• [TASK STATEMENT]
The required output is a copy of each line in the material below that includes "sesión".

• [LISTED ENTRIES]
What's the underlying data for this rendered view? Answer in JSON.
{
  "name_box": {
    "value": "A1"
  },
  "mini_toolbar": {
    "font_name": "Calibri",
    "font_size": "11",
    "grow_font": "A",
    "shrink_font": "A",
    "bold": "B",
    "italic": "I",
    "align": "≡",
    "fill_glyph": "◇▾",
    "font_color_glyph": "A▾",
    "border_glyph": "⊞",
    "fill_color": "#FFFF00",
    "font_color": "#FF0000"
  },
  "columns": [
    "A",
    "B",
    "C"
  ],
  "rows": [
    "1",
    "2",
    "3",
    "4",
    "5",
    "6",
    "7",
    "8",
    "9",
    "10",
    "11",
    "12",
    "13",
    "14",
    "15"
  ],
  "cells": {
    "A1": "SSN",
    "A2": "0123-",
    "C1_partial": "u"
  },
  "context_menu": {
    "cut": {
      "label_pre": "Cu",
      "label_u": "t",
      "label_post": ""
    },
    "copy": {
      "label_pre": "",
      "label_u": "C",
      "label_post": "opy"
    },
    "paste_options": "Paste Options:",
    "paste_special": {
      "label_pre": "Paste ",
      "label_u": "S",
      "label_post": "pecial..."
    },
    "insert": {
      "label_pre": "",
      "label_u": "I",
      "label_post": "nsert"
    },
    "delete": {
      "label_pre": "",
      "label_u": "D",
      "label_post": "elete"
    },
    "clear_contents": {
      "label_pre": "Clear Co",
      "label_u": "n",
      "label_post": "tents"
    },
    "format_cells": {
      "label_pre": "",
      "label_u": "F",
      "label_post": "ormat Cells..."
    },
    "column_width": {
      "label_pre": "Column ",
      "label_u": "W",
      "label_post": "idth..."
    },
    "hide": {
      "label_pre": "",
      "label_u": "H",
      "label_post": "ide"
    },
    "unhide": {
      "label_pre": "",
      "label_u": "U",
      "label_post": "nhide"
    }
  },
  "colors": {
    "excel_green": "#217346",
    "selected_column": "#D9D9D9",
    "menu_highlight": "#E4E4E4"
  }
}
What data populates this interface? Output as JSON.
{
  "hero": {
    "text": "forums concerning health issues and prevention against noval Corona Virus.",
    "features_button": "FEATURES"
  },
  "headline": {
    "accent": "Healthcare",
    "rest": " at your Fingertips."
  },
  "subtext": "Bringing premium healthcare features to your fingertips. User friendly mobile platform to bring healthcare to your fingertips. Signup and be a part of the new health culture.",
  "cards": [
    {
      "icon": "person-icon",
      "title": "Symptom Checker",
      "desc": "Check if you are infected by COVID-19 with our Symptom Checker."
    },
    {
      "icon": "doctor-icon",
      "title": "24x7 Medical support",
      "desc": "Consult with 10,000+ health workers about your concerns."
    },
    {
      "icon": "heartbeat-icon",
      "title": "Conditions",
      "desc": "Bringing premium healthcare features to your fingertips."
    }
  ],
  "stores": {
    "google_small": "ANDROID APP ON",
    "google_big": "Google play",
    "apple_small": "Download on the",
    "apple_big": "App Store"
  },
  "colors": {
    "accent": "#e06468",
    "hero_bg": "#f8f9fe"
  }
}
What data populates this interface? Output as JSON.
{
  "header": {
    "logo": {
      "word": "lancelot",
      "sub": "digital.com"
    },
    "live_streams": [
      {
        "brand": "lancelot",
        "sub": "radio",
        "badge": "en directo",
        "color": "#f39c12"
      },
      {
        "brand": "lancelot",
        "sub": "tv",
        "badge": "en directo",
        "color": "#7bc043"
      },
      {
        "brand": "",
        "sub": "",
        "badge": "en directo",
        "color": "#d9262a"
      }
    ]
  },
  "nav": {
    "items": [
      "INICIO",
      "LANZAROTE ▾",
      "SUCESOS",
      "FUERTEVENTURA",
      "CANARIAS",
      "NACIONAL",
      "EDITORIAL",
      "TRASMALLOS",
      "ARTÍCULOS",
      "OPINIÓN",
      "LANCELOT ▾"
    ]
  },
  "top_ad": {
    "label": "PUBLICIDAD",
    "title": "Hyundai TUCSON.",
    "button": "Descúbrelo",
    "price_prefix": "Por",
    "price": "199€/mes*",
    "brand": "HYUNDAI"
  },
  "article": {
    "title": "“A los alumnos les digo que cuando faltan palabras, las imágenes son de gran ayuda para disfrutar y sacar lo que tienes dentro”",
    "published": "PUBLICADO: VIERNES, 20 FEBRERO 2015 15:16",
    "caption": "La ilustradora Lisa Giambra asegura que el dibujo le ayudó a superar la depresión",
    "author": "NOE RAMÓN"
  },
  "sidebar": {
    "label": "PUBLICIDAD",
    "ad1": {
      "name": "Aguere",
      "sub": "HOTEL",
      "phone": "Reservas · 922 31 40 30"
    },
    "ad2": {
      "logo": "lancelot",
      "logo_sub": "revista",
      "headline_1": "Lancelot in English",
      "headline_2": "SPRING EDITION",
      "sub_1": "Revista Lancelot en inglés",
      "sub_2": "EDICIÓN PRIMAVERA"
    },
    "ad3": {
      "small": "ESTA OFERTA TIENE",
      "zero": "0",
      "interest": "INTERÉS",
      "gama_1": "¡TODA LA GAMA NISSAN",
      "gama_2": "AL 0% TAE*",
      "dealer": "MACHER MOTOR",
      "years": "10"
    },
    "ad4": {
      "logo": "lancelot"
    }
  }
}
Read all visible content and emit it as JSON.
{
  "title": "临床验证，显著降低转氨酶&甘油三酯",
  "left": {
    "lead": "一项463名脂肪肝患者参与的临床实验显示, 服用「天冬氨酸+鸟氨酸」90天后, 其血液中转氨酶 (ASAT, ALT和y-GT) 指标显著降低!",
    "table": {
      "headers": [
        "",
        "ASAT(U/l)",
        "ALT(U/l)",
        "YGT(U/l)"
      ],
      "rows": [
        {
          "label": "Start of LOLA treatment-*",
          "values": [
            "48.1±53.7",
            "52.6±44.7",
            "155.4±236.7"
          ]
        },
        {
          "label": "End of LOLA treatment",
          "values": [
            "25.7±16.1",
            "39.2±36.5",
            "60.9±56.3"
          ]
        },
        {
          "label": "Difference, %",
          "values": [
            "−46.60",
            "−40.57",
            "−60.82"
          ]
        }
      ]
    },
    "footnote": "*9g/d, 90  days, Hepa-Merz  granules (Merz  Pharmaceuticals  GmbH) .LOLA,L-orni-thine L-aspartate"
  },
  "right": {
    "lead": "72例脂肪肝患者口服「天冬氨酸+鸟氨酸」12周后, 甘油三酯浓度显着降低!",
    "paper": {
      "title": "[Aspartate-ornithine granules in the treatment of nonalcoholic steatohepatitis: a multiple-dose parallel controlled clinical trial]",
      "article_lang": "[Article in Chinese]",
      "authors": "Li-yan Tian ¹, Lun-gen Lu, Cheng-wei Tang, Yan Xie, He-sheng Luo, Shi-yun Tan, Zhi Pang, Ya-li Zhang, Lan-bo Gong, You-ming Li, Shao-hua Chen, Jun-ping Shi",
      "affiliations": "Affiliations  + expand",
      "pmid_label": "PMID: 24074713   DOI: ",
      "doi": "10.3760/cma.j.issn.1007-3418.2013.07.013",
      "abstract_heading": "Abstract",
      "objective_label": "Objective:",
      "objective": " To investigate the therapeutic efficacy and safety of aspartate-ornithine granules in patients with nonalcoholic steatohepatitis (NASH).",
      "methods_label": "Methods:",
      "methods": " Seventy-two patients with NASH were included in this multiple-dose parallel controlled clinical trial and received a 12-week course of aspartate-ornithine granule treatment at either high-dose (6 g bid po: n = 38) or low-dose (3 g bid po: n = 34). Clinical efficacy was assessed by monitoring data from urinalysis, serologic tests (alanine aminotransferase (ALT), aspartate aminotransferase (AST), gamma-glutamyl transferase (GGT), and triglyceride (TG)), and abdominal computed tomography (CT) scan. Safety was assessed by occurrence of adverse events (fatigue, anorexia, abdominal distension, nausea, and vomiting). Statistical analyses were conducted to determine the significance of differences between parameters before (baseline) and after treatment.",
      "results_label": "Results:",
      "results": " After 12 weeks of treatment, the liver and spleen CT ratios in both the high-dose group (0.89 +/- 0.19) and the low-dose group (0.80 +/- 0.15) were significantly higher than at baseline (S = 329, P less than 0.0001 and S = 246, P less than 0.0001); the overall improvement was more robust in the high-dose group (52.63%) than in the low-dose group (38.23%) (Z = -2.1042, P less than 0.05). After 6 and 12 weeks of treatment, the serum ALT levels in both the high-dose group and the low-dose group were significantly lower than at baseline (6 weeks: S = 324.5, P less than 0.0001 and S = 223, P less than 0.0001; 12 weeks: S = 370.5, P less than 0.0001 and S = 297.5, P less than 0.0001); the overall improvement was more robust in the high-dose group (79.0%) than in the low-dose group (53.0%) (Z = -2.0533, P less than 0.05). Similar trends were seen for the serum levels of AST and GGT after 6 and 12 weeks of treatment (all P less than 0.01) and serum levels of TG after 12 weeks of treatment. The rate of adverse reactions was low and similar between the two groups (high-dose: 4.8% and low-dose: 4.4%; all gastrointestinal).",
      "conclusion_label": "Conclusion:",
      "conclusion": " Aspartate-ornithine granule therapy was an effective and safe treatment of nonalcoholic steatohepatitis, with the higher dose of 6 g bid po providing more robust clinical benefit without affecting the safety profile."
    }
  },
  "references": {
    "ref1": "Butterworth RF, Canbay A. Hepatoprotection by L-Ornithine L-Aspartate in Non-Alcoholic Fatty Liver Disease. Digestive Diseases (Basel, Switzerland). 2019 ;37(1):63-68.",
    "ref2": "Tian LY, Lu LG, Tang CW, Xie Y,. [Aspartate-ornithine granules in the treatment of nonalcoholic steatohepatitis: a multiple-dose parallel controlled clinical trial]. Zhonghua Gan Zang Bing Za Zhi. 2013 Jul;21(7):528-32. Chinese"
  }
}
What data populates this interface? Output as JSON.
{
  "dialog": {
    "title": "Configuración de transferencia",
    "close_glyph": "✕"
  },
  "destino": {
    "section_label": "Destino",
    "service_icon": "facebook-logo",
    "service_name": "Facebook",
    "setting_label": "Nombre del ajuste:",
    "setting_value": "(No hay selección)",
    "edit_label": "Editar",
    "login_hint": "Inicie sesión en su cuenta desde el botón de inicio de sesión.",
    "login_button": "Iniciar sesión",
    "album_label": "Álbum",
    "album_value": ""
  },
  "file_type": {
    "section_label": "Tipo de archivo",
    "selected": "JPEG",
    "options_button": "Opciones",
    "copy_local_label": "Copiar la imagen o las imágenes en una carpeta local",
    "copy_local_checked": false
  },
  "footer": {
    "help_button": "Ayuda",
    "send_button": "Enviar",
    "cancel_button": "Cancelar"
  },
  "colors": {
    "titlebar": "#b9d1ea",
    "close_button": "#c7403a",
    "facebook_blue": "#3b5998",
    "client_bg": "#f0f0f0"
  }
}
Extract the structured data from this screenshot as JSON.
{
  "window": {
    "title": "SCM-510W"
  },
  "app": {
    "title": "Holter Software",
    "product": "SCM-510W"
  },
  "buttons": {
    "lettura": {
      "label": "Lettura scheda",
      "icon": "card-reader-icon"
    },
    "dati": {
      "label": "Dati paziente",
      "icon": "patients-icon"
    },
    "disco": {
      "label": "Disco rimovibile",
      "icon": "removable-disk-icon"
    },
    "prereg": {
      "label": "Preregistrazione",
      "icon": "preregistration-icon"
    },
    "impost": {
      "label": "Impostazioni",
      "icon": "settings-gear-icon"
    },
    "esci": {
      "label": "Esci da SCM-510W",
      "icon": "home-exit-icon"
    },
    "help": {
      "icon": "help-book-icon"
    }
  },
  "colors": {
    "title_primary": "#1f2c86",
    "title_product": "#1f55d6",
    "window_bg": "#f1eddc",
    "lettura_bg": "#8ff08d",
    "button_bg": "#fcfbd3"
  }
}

• [SOLUTION]
    "login_hint": "Inicie sesión en su cuenta desde el botón de inicio de sesión.",
    "login_button": "Iniciar sesión",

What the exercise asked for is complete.